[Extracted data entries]
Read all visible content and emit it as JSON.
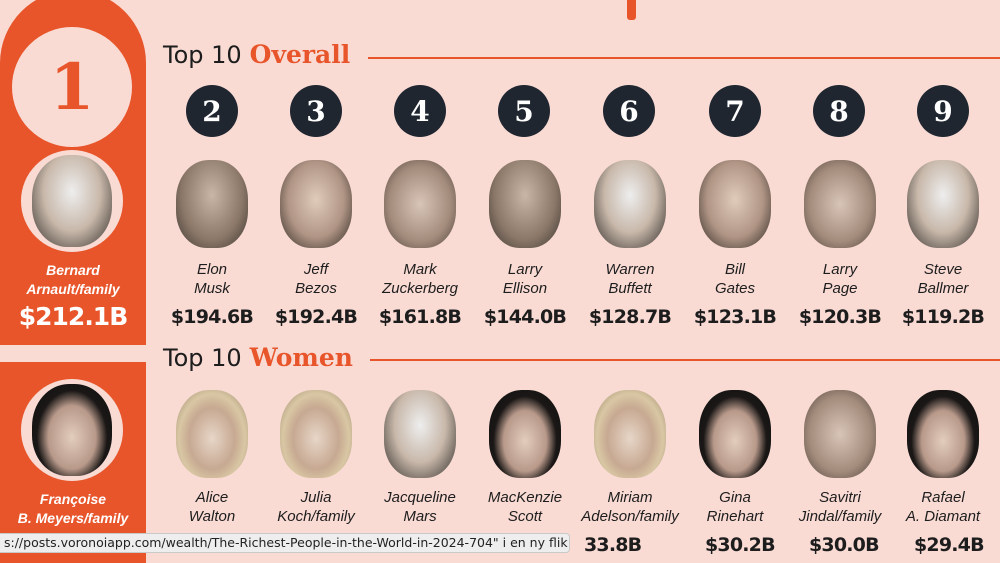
{
  "overall": {
    "title_pre": "Top 10",
    "title_accent": "Overall",
    "leader": {
      "rank": "1",
      "name_line1": "Bernard",
      "name_line2": "Arnault/family",
      "value": "$212.1B"
    },
    "people": [
      {
        "rank": "2",
        "first": "Elon",
        "last": "Musk",
        "value": "$194.6B"
      },
      {
        "rank": "3",
        "first": "Jeff",
        "last": "Bezos",
        "value": "$192.4B"
      },
      {
        "rank": "4",
        "first": "Mark",
        "last": "Zuckerberg",
        "value": "$161.8B"
      },
      {
        "rank": "5",
        "first": "Larry",
        "last": "Ellison",
        "value": "$144.0B"
      },
      {
        "rank": "6",
        "first": "Warren",
        "last": "Buffett",
        "value": "$128.7B"
      },
      {
        "rank": "7",
        "first": "Bill",
        "last": "Gates",
        "value": "$123.1B"
      },
      {
        "rank": "8",
        "first": "Larry",
        "last": "Page",
        "value": "$120.3B"
      },
      {
        "rank": "9",
        "first": "Steve",
        "last": "Ballmer",
        "value": "$119.2B"
      }
    ]
  },
  "women": {
    "title_pre": "Top 10",
    "title_accent": "Women",
    "leader": {
      "name_line1": "Françoise",
      "name_line2": "B. Meyers/family"
    },
    "people": [
      {
        "first": "Alice",
        "last": "Walton",
        "value": ""
      },
      {
        "first": "Julia",
        "last": "Koch/family",
        "value": ""
      },
      {
        "first": "Jacqueline",
        "last": "Mars",
        "value": ""
      },
      {
        "first": "MacKenzie",
        "last": "Scott",
        "value": ""
      },
      {
        "first": "Miriam",
        "last": "Adelson/family",
        "value": "33.8B"
      },
      {
        "first": "Gina",
        "last": "Rinehart",
        "value": "$30.2B"
      },
      {
        "first": "Savitri",
        "last": "Jindal/family",
        "value": "$30.0B"
      },
      {
        "first": "Rafael",
        "last": "A. Diamant",
        "value": "$29.4B"
      }
    ]
  },
  "status_bar": {
    "text": "s://posts.voronoiapp.com/wealth/The-Richest-People-in-the-World-in-2024-704\" i en ny flik"
  },
  "colors": {
    "background": "#f9dbd4",
    "accent": "#e8552a",
    "circle": "#1f2630"
  }
}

> **WHAT YOU SHOULD DO**
Pull out every line of the records that includes the string "family".

> **OUTPUT**
      "name_line2": "Arnault/family",
      "name_line2": "B. Meyers/family"
        "last": "Koch/family",
        "last": "Adelson/family",
        "last": "Jindal/family",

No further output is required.